> [Problem A] Please duplicate the part of the records that opens with the line containing "Point [269,739,291,753]" and closes with the line containing "Point [160,696,183,710]", including both of those lines.

> [Document segment]
▬▬▬▬▬▬

Show Author's information Yi Ma1Chao Wang2Chen Chen3Jinyi Liu1Zhaopeng Meng1Yan Zheng1Jianye Hao1,4( )
College of Intelligence and Computing, Tianjin University, Tianjin 300350, China
Lab for High Technology, Tsinghua University, Beijing 100084, China
Department of Automation, Tsinghua University, Beijing 100084, China
Noah’s Ark Lab, Huawei Technologics, Co., Ltd., Beijing 100084, China

Abstract

Offline reinforcement learning (RL) is a data-driven learning paradigm for sequential decision making. Mitigating the overestimation of values originating from out-of-distribution (OOD) states induced by the distribution shift between the learning policy and the previously-collected offline dataset lies at the core of offline RL. To tackle this problem, some methods underestimate the values of states given by learned dynamics models or state-action pairs with actions sampled from policies different from the behavior policy. However, since these generated states or state-action pairs are not guaranteed to be OOD, staying conservative on them may adversely affect the in-distribution ones. In this paper, we propose an OOD state-conservative offline RL method (OSCAR), which aims to address the limitation by explicitly generating reliable OOD states that are located near the manifold of the offline dataset, and then design a conservative policy evaluation approach that combines the vanilla Bellman error with a regularization term that only underestimates the values of these generated OOD states. In this way, we can prevent the value errors of OOD states from propagating to in-distribution states through value bootstrapping and policy improvement. We also theoretically prove that the proposed conservative policy evaluation approach guarantees to underestimate the values of OOD states. OSCAR along with several strong baselines is evaluated on the offline decision-making benchmarks D4RL and autonomous driving benchmark SMARTS. Experimental results show that OSCAR outperforms the baselines on a large portion of the benchmarks and attains the highest average return, substantially outperforming existing offline RL methods.

▬▬▬▬▬▬

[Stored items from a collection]
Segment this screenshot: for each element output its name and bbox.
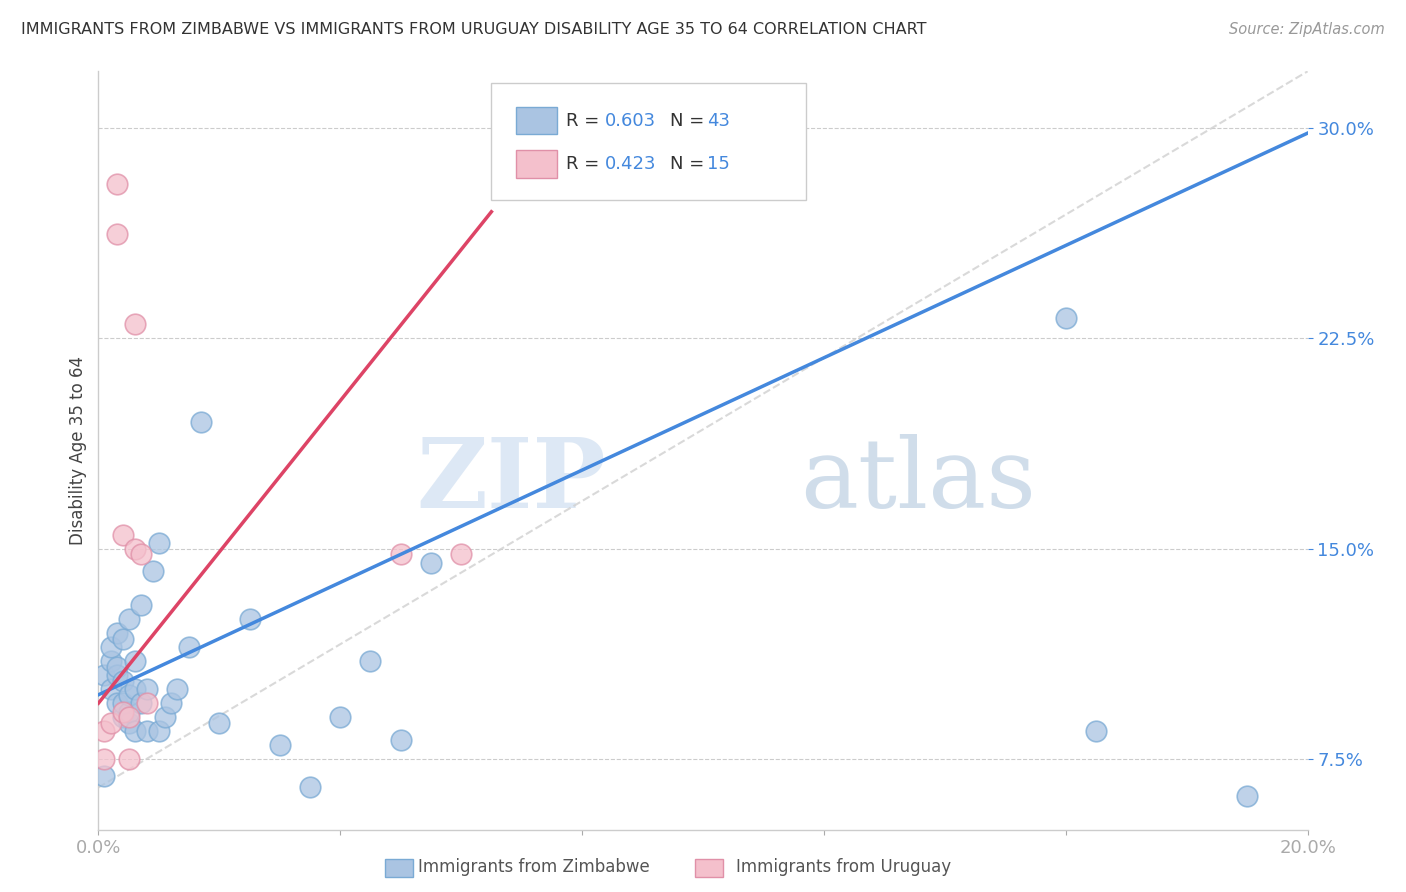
Point [269,739,291,753]
Point [100,715,122,730]
Point [1054,311,1077,326]
Point [111,632,134,646]
Point [166,682,188,697]
Text: 0.603: 0.603 [605,112,657,129]
Text: Immigrants from Uruguay: Immigrants from Uruguay [735,858,952,876]
FancyBboxPatch shape [516,150,557,178]
Point [329,710,352,724]
Text: N =: N = [671,155,710,173]
Point [389,547,412,561]
Point [135,682,157,697]
Point [124,541,146,556]
Point [420,556,443,570]
Point [129,598,152,612]
Text: IMMIGRANTS FROM ZIMBABWE VS IMMIGRANTS FROM URUGUAY DISABILITY AGE 35 TO 64 CORR: IMMIGRANTS FROM ZIMBABWE VS IMMIGRANTS F… [21,22,927,37]
Point [148,724,170,739]
Point [118,752,141,766]
Point [111,527,134,541]
Point [148,536,170,550]
Point [111,710,134,724]
Point [389,732,412,747]
Point [124,682,146,697]
Point [105,696,128,710]
Point [93,769,115,783]
Point [93,668,115,682]
Text: 0.423: 0.423 [605,155,657,173]
Point [100,682,122,697]
Point [93,752,115,766]
Point [450,547,472,561]
Text: R =: R = [567,155,606,173]
Point [124,654,146,668]
Point [100,654,122,668]
Text: N =: N = [671,112,710,129]
Point [124,317,146,331]
FancyBboxPatch shape [516,107,557,135]
Y-axis label: Disability Age 35 to 64: Disability Age 35 to 64 [69,356,87,545]
Point [111,696,134,710]
Text: Immigrants from Zimbabwe: Immigrants from Zimbabwe [419,858,650,876]
Point [105,668,128,682]
Point [129,696,152,710]
FancyBboxPatch shape [492,83,806,201]
Text: 15: 15 [707,155,730,173]
Point [190,416,212,430]
Text: Source: ZipAtlas.com: Source: ZipAtlas.com [1229,22,1385,37]
Point [160,696,183,710]
Point [142,564,165,578]
Point [153,710,176,724]
Point [118,705,141,719]
Point [1085,724,1108,739]
Point [129,547,152,561]
Point [105,227,128,242]
Point [135,696,157,710]
Point [299,780,322,795]
Point [105,659,128,673]
Point [93,724,115,739]
Point [118,612,141,626]
Point [105,626,128,640]
Point [135,724,157,739]
Point [105,177,128,191]
Point [239,612,262,626]
Text: R =: R = [567,112,606,129]
Point [100,640,122,654]
Point [118,688,141,702]
Point [118,715,141,730]
Point [118,710,141,724]
Point [124,724,146,739]
Point [111,673,134,688]
Point [1236,789,1258,803]
Text: 43: 43 [707,112,730,129]
Point [208,715,231,730]
Point [360,654,382,668]
Text: ZIP: ZIP [416,434,606,528]
Point [179,640,201,654]
Text: atlas: atlas [800,434,1036,528]
Point [111,705,134,719]
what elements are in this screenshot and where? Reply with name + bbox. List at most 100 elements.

▬▬▬▬▬▬

> [Problem B]
Using the abstract on offline reinforcement learning, decide whether each statement agrees with it. Answer yes or no, and quote the deciding words.
(i) OSCAR was evaluated on both D4RL and SMARTS.
(ii) The regularization term in OSCAR underestimates the values of all states in the offline dataset.
(iii) OSCAR generates OOD states that lie far from the manifold of the offline dataset.

> [Task result A]
Point [269,739,291,753]
Point [100,715,122,730]
Point [1054,311,1077,326]
Point [111,632,134,646]
Point [166,682,188,697]
Text: 0.603: 0.603 [605,112,657,129]
Text: Immigrants from Uruguay: Immigrants from Uruguay [735,858,952,876]
FancyBboxPatch shape [516,150,557,178]
Point [329,710,352,724]
Text: N =: N = [671,155,710,173]
Point [389,547,412,561]
Point [135,682,157,697]
Point [124,541,146,556]
Point [420,556,443,570]
Point [129,598,152,612]
Text: IMMIGRANTS FROM ZIMBABWE VS IMMIGRANTS FROM URUGUAY DISABILITY AGE 35 TO 64 CORR: IMMIGRANTS FROM ZIMBABWE VS IMMIGRANTS F… [21,22,927,37]
Point [148,724,170,739]
Point [118,752,141,766]
Point [111,527,134,541]
Point [148,536,170,550]
Point [111,710,134,724]
Point [389,732,412,747]
Point [124,682,146,697]
Point [105,696,128,710]
Point [93,769,115,783]
Point [93,668,115,682]
Text: 0.423: 0.423 [605,155,657,173]
Point [100,682,122,697]
Point [93,752,115,766]
Point [450,547,472,561]
Text: R =: R = [567,155,606,173]
Point [124,654,146,668]
Point [100,654,122,668]
Text: N =: N = [671,112,710,129]
Point [124,317,146,331]
FancyBboxPatch shape [516,107,557,135]
Y-axis label: Disability Age 35 to 64: Disability Age 35 to 64 [69,356,87,545]
Point [111,696,134,710]
Text: Immigrants from Zimbabwe: Immigrants from Zimbabwe [419,858,650,876]
Point [105,668,128,682]
Point [129,696,152,710]
FancyBboxPatch shape [492,83,806,201]
Text: 15: 15 [707,155,730,173]
Point [190,416,212,430]
Text: Source: ZipAtlas.com: Source: ZipAtlas.com [1229,22,1385,37]
Point [160,696,183,710]

> [Task result B]
(i) Yes: "OSCAR along with several strong baselines is evaluated on the offline decision-making benchmarks D4RL and autonomous driving benchmark SMARTS."
(ii) No: "a regularization term that only underestimates the values of these generated OOD states"
(iii) No: "explicitly generating reliable OOD states that are located near the manifold of the offline dataset"